• **TO BE DONE**
Scan the entries below. List each line with "幼儿园六一放假通知".

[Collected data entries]
--- Start ---

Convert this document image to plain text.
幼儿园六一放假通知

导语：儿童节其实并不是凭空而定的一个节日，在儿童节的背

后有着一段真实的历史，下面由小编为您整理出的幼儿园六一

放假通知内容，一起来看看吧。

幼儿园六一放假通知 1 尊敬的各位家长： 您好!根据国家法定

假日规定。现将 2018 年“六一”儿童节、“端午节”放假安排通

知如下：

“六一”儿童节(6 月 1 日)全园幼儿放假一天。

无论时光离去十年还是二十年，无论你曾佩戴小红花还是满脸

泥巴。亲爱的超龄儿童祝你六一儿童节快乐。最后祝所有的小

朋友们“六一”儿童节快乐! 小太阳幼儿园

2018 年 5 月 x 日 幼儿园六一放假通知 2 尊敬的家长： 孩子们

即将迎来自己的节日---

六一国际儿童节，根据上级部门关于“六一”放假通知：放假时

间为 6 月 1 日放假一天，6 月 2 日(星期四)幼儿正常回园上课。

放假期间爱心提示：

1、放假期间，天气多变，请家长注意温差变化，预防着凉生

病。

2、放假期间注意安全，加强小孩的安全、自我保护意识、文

--- End ---

• **ANSWER FOR THE TASK**
幼儿园六一放假通知
幼儿园六一放假通知 1 尊敬的各位家长： 您好!根据国家法定
2018 年 5 月 x 日 幼儿园六一放假通知 2 尊敬的家长： 孩子们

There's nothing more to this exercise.